▶ _The problem_
Output the lines of the material below unchanged, starting at the line that contains "button[interactable]: WAIVER xyxy=(4,438,261,528)" and ending at the line that contains "staticText: Settings xyxy=(35,292,75,306)", with both of those lines included.

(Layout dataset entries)
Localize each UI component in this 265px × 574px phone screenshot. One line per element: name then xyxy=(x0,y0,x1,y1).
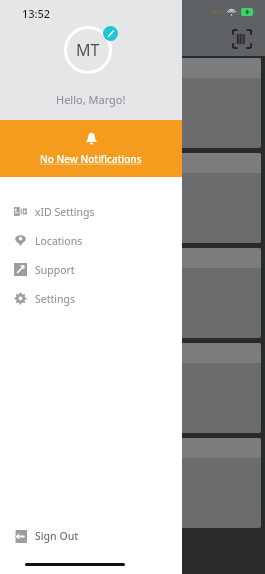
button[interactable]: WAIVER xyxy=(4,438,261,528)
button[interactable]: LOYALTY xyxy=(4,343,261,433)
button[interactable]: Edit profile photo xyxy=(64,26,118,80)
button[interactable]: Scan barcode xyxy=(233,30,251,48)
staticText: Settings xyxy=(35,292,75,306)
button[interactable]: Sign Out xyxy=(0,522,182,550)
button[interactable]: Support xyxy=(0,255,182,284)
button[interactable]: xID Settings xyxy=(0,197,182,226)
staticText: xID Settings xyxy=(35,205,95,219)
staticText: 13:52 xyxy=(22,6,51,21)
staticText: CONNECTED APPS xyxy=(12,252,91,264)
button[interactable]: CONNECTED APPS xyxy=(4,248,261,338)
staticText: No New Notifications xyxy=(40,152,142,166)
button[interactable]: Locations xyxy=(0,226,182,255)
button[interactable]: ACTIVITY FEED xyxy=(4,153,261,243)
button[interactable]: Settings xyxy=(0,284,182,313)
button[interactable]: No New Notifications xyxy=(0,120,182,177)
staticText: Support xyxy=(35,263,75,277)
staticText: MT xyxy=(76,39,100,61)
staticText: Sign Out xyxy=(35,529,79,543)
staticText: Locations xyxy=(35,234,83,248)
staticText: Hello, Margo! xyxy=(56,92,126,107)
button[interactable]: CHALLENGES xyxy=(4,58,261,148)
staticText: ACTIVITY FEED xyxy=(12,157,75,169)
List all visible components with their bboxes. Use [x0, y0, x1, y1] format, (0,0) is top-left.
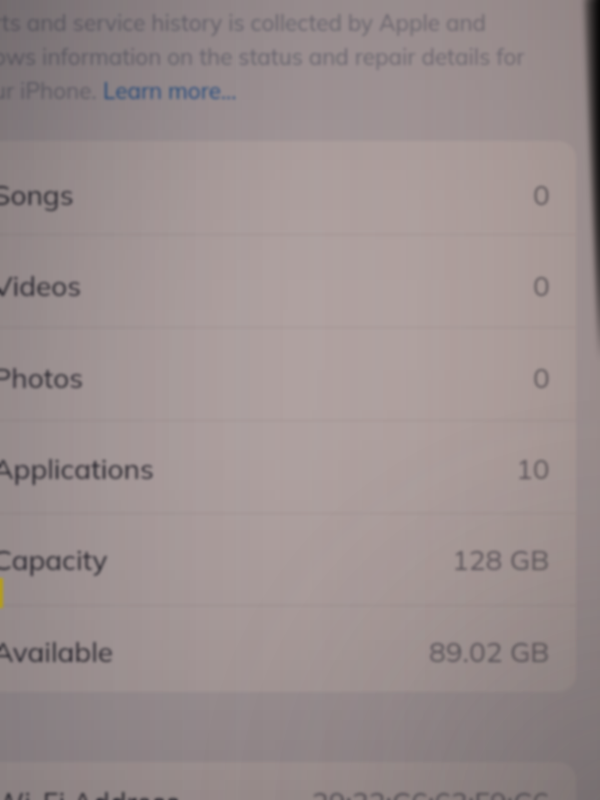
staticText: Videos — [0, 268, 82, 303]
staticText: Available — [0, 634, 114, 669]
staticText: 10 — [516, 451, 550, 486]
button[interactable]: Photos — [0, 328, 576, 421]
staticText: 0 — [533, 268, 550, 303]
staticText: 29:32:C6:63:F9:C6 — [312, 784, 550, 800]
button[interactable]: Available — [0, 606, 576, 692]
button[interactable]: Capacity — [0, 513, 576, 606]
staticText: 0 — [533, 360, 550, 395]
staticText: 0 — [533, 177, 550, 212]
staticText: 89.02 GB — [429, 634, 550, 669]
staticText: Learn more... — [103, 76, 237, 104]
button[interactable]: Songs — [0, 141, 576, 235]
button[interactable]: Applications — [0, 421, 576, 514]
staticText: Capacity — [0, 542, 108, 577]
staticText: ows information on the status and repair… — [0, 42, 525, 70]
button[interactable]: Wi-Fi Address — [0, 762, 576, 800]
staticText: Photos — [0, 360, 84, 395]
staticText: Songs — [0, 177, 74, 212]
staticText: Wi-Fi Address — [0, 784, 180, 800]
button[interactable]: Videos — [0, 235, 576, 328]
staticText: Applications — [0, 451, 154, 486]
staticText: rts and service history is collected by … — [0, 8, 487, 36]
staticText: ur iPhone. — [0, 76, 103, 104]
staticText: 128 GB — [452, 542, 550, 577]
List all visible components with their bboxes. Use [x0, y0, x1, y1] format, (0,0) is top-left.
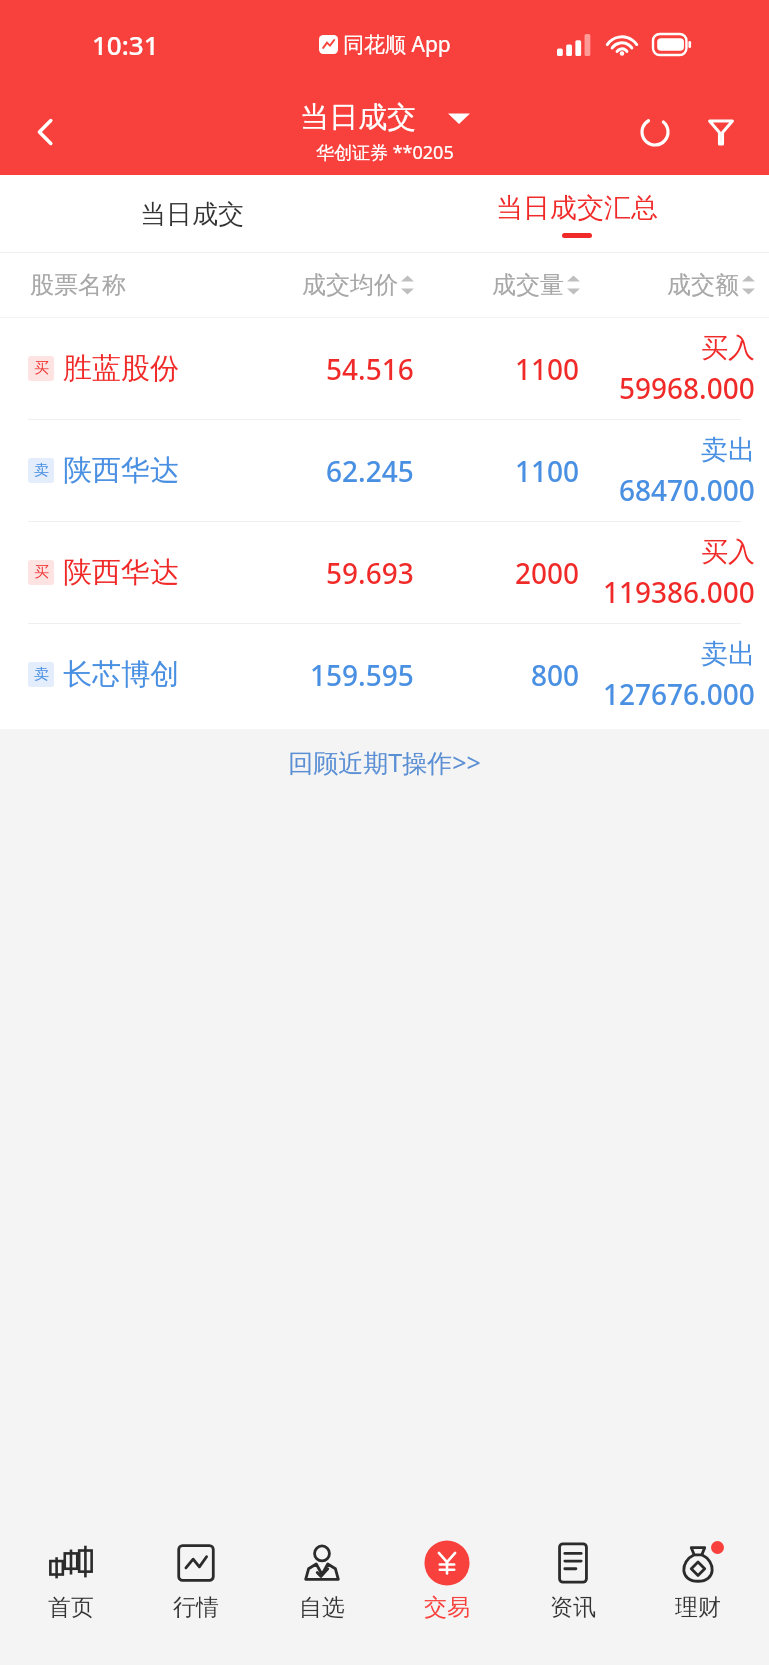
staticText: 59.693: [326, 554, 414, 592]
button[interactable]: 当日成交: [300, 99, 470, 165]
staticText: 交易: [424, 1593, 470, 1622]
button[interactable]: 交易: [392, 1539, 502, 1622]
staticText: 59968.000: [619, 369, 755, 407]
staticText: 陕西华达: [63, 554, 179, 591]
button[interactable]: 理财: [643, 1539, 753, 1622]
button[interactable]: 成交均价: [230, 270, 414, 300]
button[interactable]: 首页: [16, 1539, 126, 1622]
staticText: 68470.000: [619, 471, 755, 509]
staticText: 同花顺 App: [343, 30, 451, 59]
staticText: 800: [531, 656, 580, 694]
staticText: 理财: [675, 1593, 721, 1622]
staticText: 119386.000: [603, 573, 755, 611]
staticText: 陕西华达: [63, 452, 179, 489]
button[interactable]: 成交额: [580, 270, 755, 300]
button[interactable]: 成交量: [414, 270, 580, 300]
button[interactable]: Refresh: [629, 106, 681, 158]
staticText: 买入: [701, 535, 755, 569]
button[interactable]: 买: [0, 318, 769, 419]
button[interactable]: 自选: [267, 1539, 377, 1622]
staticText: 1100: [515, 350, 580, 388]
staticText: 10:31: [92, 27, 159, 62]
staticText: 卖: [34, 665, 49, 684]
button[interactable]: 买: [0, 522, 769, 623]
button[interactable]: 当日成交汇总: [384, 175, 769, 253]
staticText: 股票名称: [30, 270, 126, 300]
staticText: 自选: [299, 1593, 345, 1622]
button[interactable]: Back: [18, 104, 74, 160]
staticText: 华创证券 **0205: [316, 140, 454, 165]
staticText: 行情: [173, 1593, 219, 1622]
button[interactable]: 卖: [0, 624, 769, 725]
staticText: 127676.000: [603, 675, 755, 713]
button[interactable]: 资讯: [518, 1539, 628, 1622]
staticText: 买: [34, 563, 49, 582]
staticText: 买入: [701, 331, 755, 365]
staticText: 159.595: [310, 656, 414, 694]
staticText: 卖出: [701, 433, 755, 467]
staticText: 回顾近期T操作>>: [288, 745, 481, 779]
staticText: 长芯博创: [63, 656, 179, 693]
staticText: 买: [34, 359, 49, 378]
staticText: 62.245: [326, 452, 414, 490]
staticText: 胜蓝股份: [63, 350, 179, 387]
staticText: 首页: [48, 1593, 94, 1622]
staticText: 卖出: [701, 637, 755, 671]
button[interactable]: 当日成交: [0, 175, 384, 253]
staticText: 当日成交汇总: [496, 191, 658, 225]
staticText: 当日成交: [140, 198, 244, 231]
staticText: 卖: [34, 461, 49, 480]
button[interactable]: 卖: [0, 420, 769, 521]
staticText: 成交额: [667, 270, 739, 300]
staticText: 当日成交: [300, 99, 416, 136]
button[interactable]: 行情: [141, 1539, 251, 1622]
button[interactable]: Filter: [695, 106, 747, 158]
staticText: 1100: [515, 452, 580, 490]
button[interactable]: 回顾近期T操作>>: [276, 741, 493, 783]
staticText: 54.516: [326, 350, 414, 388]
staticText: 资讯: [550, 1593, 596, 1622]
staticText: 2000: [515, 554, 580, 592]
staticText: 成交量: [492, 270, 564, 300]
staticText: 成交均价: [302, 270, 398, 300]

▶ _Solution to this exercise_
button[interactable]: WAIVER xyxy=(4,438,261,528)
button[interactable]: LOYALTY xyxy=(4,343,261,433)
button[interactable]: Edit profile photo xyxy=(64,26,118,80)
button[interactable]: Scan barcode xyxy=(233,30,251,48)
staticText: Settings xyxy=(35,292,75,306)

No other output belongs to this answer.